### INFORMATION SUPPLIED
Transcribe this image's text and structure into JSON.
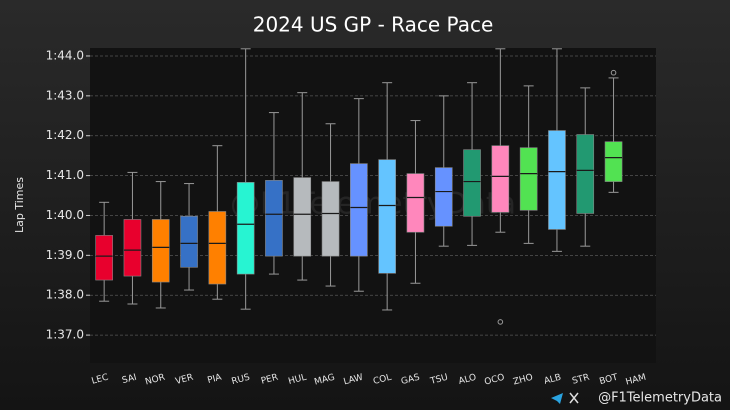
{
  "chart_data": {
    "type": "box",
    "title": "2024 US GP - Race Pace",
    "y_label": "Lap Times",
    "watermark": "@F1TelemetryData",
    "footer": "@F1TelemetryData",
    "categories": [
      "LEC",
      "SAI",
      "NOR",
      "VER",
      "PIA",
      "RUS",
      "PER",
      "HUL",
      "MAG",
      "LAW",
      "COL",
      "GAS",
      "TSU",
      "ALO",
      "OCO",
      "ZHO",
      "ALB",
      "STR",
      "BOT",
      "HAM"
    ],
    "colors": [
      "#e8002d",
      "#e8002d",
      "#ff8000",
      "#3671c6",
      "#ff8000",
      "#27f4d2",
      "#3671c6",
      "#b6babd",
      "#b6babd",
      "#6692ff",
      "#64c4ff",
      "#ff87bc",
      "#6692ff",
      "#229971",
      "#ff87bc",
      "#52e252",
      "#64c4ff",
      "#229971",
      "#52e252",
      null
    ],
    "boxes": [
      {
        "low": 97.85,
        "q1": 98.38,
        "median": 98.98,
        "q3": 99.5,
        "high": 100.33,
        "outliers": []
      },
      {
        "low": 97.78,
        "q1": 98.48,
        "median": 99.13,
        "q3": 99.9,
        "high": 101.08,
        "outliers": []
      },
      {
        "low": 97.68,
        "q1": 98.33,
        "median": 99.2,
        "q3": 99.9,
        "high": 100.85,
        "outliers": []
      },
      {
        "low": 98.13,
        "q1": 98.7,
        "median": 99.3,
        "q3": 99.98,
        "high": 100.8,
        "outliers": []
      },
      {
        "low": 97.9,
        "q1": 98.28,
        "median": 99.3,
        "q3": 100.1,
        "high": 101.75,
        "outliers": []
      },
      {
        "low": 97.65,
        "q1": 98.53,
        "median": 99.78,
        "q3": 100.83,
        "high": 104.18,
        "outliers": []
      },
      {
        "low": 98.53,
        "q1": 98.98,
        "median": 100.03,
        "q3": 100.88,
        "high": 102.58,
        "outliers": []
      },
      {
        "low": 98.38,
        "q1": 98.98,
        "median": 100.03,
        "q3": 100.95,
        "high": 103.08,
        "outliers": []
      },
      {
        "low": 98.23,
        "q1": 98.98,
        "median": 100.05,
        "q3": 100.85,
        "high": 102.3,
        "outliers": []
      },
      {
        "low": 98.1,
        "q1": 98.98,
        "median": 100.2,
        "q3": 101.3,
        "high": 102.93,
        "outliers": []
      },
      {
        "low": 97.63,
        "q1": 98.55,
        "median": 100.25,
        "q3": 101.4,
        "high": 103.33,
        "outliers": []
      },
      {
        "low": 98.3,
        "q1": 99.58,
        "median": 100.45,
        "q3": 101.05,
        "high": 102.38,
        "outliers": []
      },
      {
        "low": 99.23,
        "q1": 99.73,
        "median": 100.6,
        "q3": 101.2,
        "high": 103.0,
        "outliers": []
      },
      {
        "low": 99.25,
        "q1": 99.98,
        "median": 100.85,
        "q3": 101.65,
        "high": 103.33,
        "outliers": []
      },
      {
        "low": 99.58,
        "q1": 100.08,
        "median": 100.98,
        "q3": 101.75,
        "high": 104.18,
        "outliers": [
          97.33
        ]
      },
      {
        "low": 99.3,
        "q1": 100.13,
        "median": 101.05,
        "q3": 101.7,
        "high": 103.25,
        "outliers": []
      },
      {
        "low": 99.1,
        "q1": 99.65,
        "median": 101.1,
        "q3": 102.13,
        "high": 104.18,
        "outliers": []
      },
      {
        "low": 99.23,
        "q1": 100.05,
        "median": 101.13,
        "q3": 102.03,
        "high": 103.2,
        "outliers": []
      },
      {
        "low": 100.58,
        "q1": 100.85,
        "median": 101.45,
        "q3": 101.85,
        "high": 103.45,
        "outliers": [
          103.58
        ]
      },
      null
    ],
    "ylim": [
      96.3,
      104.2
    ],
    "yticks": [
      {
        "value": 97,
        "label": "1:37.0"
      },
      {
        "value": 98,
        "label": "1:38.0"
      },
      {
        "value": 99,
        "label": "1:39.0"
      },
      {
        "value": 100,
        "label": "1:40.0"
      },
      {
        "value": 101,
        "label": "1:41.0"
      },
      {
        "value": 102,
        "label": "1:42.0"
      },
      {
        "value": 103,
        "label": "1:43.0"
      },
      {
        "value": 104,
        "label": "1:44.0"
      }
    ],
    "grid": true
  }
}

### REQUIREMENT
Pick out and copy the lines of the entries that hold the string "value".

### ANSWER FOR THE TASK
        "value": 97,
        "value": 98,
        "value": 99,
        "value": 100,
        "value": 101,
        "value": 102,
        "value": 103,
        "value": 104,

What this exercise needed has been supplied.